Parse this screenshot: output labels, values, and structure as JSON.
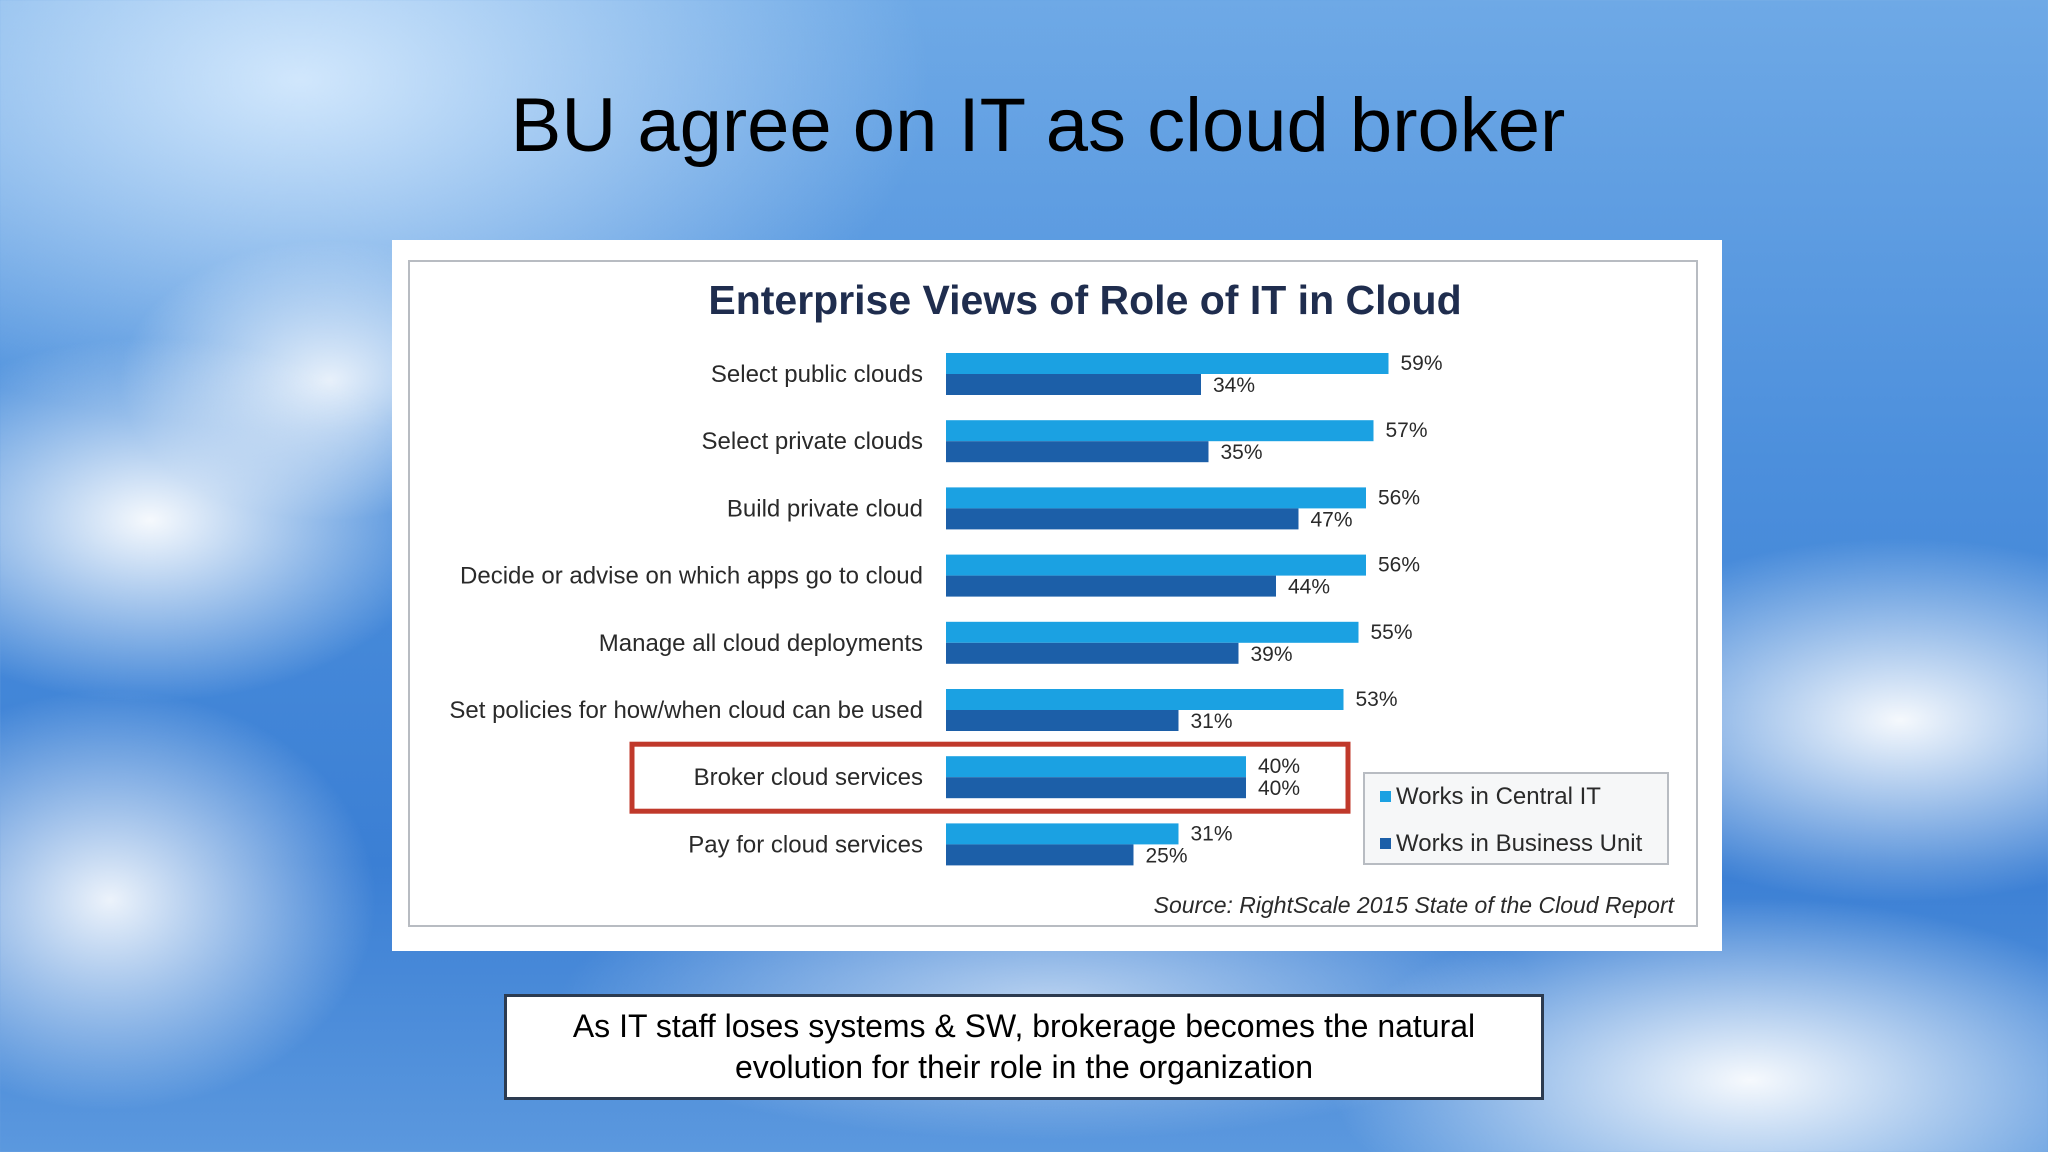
{
  "slide": {
    "title": "BU agree on IT as cloud broker",
    "caption": "As IT staff loses systems & SW, brokerage becomes the natural evolution for their role in the organization"
  },
  "colors": {
    "central_it": "#1ba1e2",
    "business_unit": "#1c5fa8",
    "highlight_box": "#c0392b"
  },
  "chart_data": {
    "type": "bar",
    "orientation": "horizontal",
    "title": "Enterprise Views of Role of IT in Cloud",
    "categories": [
      "Select public clouds",
      "Select private clouds",
      "Build private cloud",
      "Decide or advise on which apps go to cloud",
      "Manage all cloud deployments",
      "Set policies for how/when cloud can be used",
      "Broker cloud services",
      "Pay for cloud services"
    ],
    "series": [
      {
        "name": "Works in Central IT",
        "values": [
          59,
          57,
          56,
          56,
          55,
          53,
          40,
          31
        ],
        "labels": [
          "59%",
          "57%",
          "56%",
          "56%",
          "55%",
          "53%",
          "40%",
          "31%"
        ]
      },
      {
        "name": "Works in Business Unit",
        "values": [
          34,
          35,
          47,
          44,
          39,
          31,
          40,
          25
        ],
        "labels": [
          "34%",
          "35%",
          "47%",
          "44%",
          "39%",
          "31%",
          "40%",
          "25%"
        ]
      }
    ],
    "xlim": [
      0,
      100
    ],
    "unit": "%",
    "highlighted_category": "Broker cloud services",
    "legend_position": "bottom-right",
    "source": "Source: RightScale 2015 State of the Cloud Report",
    "grid": false
  }
}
★ ★ ★
## What you need to do
Copy out every line of the data that includes the word "clouds".

## Solution to the exercise
      "Select public clouds",
      "Select private clouds",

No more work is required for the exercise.